[Work to be completed]
Type out the material below exactly.

+++

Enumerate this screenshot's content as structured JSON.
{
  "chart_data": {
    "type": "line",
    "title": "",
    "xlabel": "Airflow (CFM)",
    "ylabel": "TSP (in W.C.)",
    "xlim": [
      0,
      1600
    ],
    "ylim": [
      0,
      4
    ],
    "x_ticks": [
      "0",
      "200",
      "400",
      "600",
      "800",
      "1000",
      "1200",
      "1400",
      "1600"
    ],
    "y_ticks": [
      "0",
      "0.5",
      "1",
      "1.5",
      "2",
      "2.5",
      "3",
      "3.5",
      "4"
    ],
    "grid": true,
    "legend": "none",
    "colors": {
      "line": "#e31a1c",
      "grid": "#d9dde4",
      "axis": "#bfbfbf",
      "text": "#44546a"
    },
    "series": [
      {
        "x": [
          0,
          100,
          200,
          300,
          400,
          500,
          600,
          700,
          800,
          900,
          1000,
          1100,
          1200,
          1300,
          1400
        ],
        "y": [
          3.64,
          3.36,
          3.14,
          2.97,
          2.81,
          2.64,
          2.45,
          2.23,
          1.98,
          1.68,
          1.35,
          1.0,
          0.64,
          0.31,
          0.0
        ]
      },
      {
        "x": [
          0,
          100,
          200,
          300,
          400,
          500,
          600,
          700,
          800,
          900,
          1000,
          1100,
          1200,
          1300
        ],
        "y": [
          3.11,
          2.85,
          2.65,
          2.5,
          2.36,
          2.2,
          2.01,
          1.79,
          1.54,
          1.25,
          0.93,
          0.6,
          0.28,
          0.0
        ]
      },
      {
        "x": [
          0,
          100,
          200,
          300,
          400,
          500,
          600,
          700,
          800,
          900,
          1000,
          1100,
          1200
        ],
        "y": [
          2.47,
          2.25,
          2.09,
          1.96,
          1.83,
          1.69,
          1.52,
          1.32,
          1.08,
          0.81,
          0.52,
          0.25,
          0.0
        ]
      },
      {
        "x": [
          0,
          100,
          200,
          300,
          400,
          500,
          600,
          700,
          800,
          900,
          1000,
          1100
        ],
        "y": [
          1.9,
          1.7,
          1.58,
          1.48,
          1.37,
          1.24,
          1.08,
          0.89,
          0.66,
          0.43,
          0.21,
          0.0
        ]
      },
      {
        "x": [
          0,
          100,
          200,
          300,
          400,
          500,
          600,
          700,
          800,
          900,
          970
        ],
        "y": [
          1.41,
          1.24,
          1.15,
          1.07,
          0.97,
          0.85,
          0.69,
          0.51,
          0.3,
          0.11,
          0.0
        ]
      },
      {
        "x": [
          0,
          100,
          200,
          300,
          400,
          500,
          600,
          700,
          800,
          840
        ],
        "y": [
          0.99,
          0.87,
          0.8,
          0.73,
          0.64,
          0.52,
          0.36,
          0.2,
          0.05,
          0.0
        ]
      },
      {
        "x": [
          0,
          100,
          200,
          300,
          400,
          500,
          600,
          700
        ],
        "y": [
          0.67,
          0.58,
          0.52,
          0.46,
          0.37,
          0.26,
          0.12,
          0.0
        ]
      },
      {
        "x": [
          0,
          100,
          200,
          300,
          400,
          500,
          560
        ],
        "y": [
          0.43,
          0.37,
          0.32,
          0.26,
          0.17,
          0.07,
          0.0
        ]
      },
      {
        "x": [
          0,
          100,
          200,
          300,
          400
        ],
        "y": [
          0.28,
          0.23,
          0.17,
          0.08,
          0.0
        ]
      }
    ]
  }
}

+++

[Response to the task]
Enumerate this screenshot's content as structured JSON.
{
  "chart_data": {
    "type": "line",
    "title": "",
    "xlabel": "Airflow (CFM)",
    "ylabel": "TSP (in W.C.)",
    "xlim": [
      0,
      1600
    ],
    "ylim": [
      0,
      4
    ],
    "x_ticks": [
      "0",
      "200",
      "400",
      "600",
      "800",
      "1000",
      "1200",
      "1400",
      "1600"
    ],
    "y_ticks": [
      "0",
      "0.5",
      "1",
      "1.5",
      "2",
      "2.5",
      "3",
      "3.5",
      "4"
    ],
    "grid": true,
    "legend": "none",
    "colors": {
      "line": "#e31a1c",
      "grid": "#d9dde4",
      "axis": "#bfbfbf",
      "text": "#44546a"
    },
    "series": [
      {
        "x": [
          0,
          100,
          200,
          300,
          400,
          500,
          600,
          700,
          800,
          900,
          1000,
          1100,
          1200,
          1300,
          1400
        ],
        "y": [
          3.64,
          3.36,
          3.14,
          2.97,
          2.81,
          2.64,
          2.45,
          2.23,
          1.98,
          1.68,
          1.35,
          1.0,
          0.64,
          0.31,
          0.0
        ]
      },
      {
        "x": [
          0,
          100,
          200,
          300,
          400,
          500,
          600,
          700,
          800,
          900,
          1000,
          1100,
          1200,
          1300
        ],
        "y": [
          3.11,
          2.85,
          2.65,
          2.5,
          2.36,
          2.2,
          2.01,
          1.79,
          1.54,
          1.25,
          0.93,
          0.6,
          0.28,
          0.0
        ]
      },
      {
        "x": [
          0,
          100,
          200,
          300,
          400,
          500,
          600,
          700,
          800,
          900,
          1000,
          1100,
          1200
        ],
        "y": [
          2.47,
          2.25,
          2.09,
          1.96,
          1.83,
          1.69,
          1.52,
          1.32,
          1.08,
          0.81,
          0.52,
          0.25,
          0.0
        ]
      },
      {
        "x": [
          0,
          100,
          200,
          300,
          400,
          500,
          600,
          700,
          800,
          900,
          1000,
          1100
        ],
        "y": [
          1.9,
          1.7,
          1.58,
          1.48,
          1.37,
          1.24,
          1.08,
          0.89,
          0.66,
          0.43,
          0.21,
          0.0
        ]
      },
      {
        "x": [
          0,
          100,
          200,
          300,
          400,
          500,
          600,
          700,
          800,
          900,
          970
        ],
        "y": [
          1.41,
          1.24,
          1.15,
          1.07,
          0.97,
          0.85,
          0.69,
          0.51,
          0.3,
          0.11,
          0.0
        ]
      },
      {
        "x": [
          0,
          100,
          200,
          300,
          400,
          500,
          600,
          700,
          800,
          840
        ],
        "y": [
          0.99,
          0.87,
          0.8,
          0.73,
          0.64,
          0.52,
          0.36,
          0.2,
          0.05,
          0.0
        ]
      },
      {
        "x": [
          0,
          100,
          200,
          300,
          400,
          500,
          600,
          700
        ],
        "y": [
          0.67,
          0.58,
          0.52,
          0.46,
          0.37,
          0.26,
          0.12,
          0.0
        ]
      },
      {
        "x": [
          0,
          100,
          200,
          300,
          400,
          500,
          560
        ],
        "y": [
          0.43,
          0.37,
          0.32,
          0.26,
          0.17,
          0.07,
          0.0
        ]
      },
      {
        "x": [
          0,
          100,
          200,
          300,
          400
        ],
        "y": [
          0.28,
          0.23,
          0.17,
          0.08,
          0.0
        ]
      }
    ]
  }
}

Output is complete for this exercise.